- **Text extract**

◇ ◇ ◇

Okay. When you say work share is changing, does that mean the prime is taking more of the work directly?

Matt Klein

Management

Yes, Bill.

Bill Loomis

Analyst · Stifel.

And then, on the APS-5, does that in terms of run rate, is that still around $100 million roughly a year?

Matt Klein

Management

Yes. Nothing's really change in our re-competes be overall, and I'll just reset everybody. K-BOSSS is the largest by revenue. It's about 30% of our total revenue. What we've said in the past and this is a little sensitive, because it's competition-sensitive information. Our Maxwell contract is $30 million to $50 million, depending on construction projects and APS is over $100 million a year. When you add all three of those contracts up, it makes roughly about 50% of the business.

Bill Loomis

Analyst · Stifel.

Okay. And then, just on – just kind of focusing on APS-5, well, I guess any of them, but mostly APS-5, given all the changes to the structure and the consolidation. But you're mostly cost type contracting. Let's say that, by a low probability, you're not successful, given the nature of the program and mostly cost type, how would this impact the overall margins? Obviously, revenue would drop by the contract value. But how would margins be impacted, if you were unsuccessful on one of these?

Matt Klein

Management

So Bill, we haven't talked specifically about any one contract in general about margins. I will say, some programs are a little bit more profitable than others. Our historical record has been mixed. There is no service line theme for us, we are trending. Obviously, we closed the books at 3.7%. We think going forward, our IT margins could get better with this IT investment. So we do see, there is opportunity in the future in that service line. But I mean, I think with our overall consolidated numbers, you can use that as an estimate for APS-5 and it's reasonable.

◇ ◇ ◇

- **Task list**
**a.** Quote everything in the Q&A transcript from "Yes. Nothing's really" down to "of the business.".
**b.** In the Q&A transcript, what share of total revenue does K-BOSSS represent?
**c.** Carry on the Q&A transcript from where it stops.

- **Available data**
◇ ◇ ◇

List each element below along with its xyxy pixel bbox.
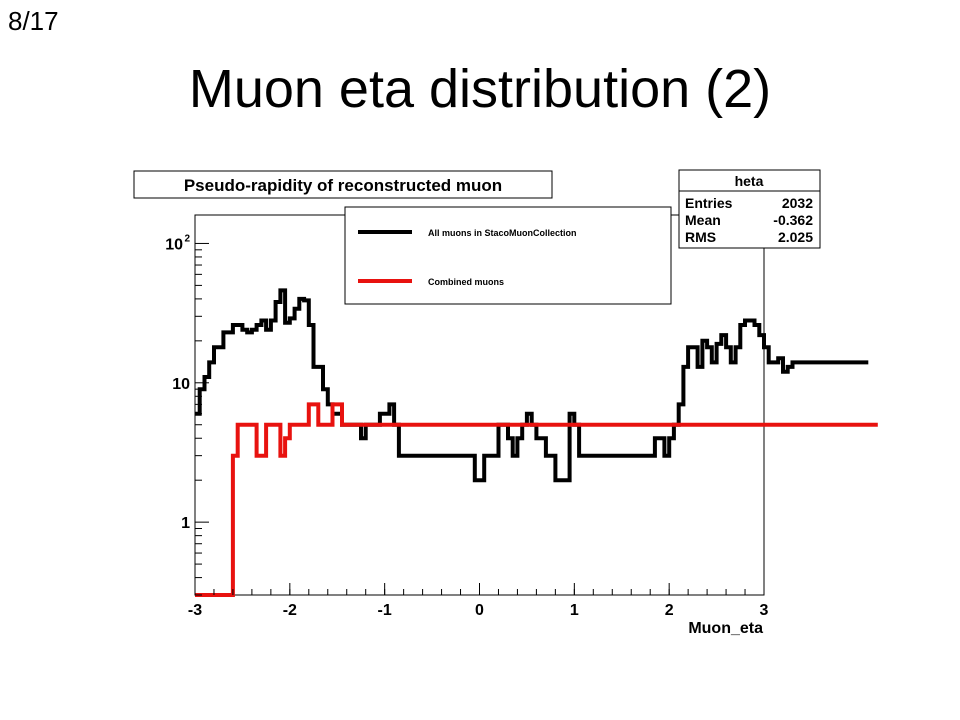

◇ ◇ ◇

- **The responses**
**a.**
Yes. Nothing's really change in our re-competes be overall, and I'll just reset everybody. K-BOSSS is the largest by revenue. It's about 30% of our total revenue. What we've said in the past and this is a little sensitive, because it's competition-sensitive information. Our Maxwell contract is $30 million to $50 million, depending on construction projects and APS is over $100 million a year. When you add all three of those contracts up, it makes roughly about 50% of the business.

**b.** About 30%.

**c.**
Bill Loomis

Analyst · Stifel.

But I am saying, if you - let's say, you were unsuccessful, and you have that revenue drop, obviously it's not covering your overhead, some of your overhead costs any longer. Is there other cost cuts you would able be able to take to offset that?

Matt Klein

Management

Yes. We feel - we've said before this is a flexible business. We have a variable cost structure. We need to maintain a certain level of revenue streams. I mean, it's not all variable. But we think that if APS-5 had some difficulties, but we feel like we're performing well in the contract now. But if it doesn't come into the portfolio, that we could cut additional costs and keep our proportional G&A competitive.

Bill Loomis

Analyst · Stifel.

Okay. Great. And then, on Turkey/Spain, is some of the added - the anti-terror added work that you received on that program, is that going to continue, or is that going to end?

Ken Hunzeker

Management

Well, I think what we got in Incirlik, like clearly, what's going on in Moron will continue, because that's in support of VazMarine [ph] and they're not going anywhere. The stuff that went on in Incirlik was a surge. But I think, with the operation is going on for at least the next year or so, I think we're going to continue to see that, Bill.

Bill Loomis

Analyst · Stifel.

Okay, great. Thank you.

Ken Hunzeker

Management

Thank you.

Operator

Operator

[Operator Instructions] We will take a question from Morey Marcus with Sidoti & Company.

Morey Marcus

Analyst

Hey, guys. How are you doing?

Ken Hunzeker

Management

Hi, Morey.

Matt Klein

Management

Hi, Morey.

Morey Marcus

Analyst

So you guys mentioned that one of the IDIQs you guys won protested. Can you guys say which one it was?

Matt Klein

Management

Morey, to be honest, we haven't talked specifically about our contracts.

Morey Marcus

Analyst

Okay.

Matt Klein

Management

So we're just going to kind of wait for that to play out.

Morey Marcus

Analyst

Okay. That's fair. And then, just more so on the IDIQs. On the AFCAP and SeaPort-e, is there any idea or have the government made it any kind of clear to you, as to when you might see some type of deal flow from that, from those contracts?

Matt Klein

Management

AFCAP in particular, we're starting to see some pretty significant task orders that align exactly with our core capabilities.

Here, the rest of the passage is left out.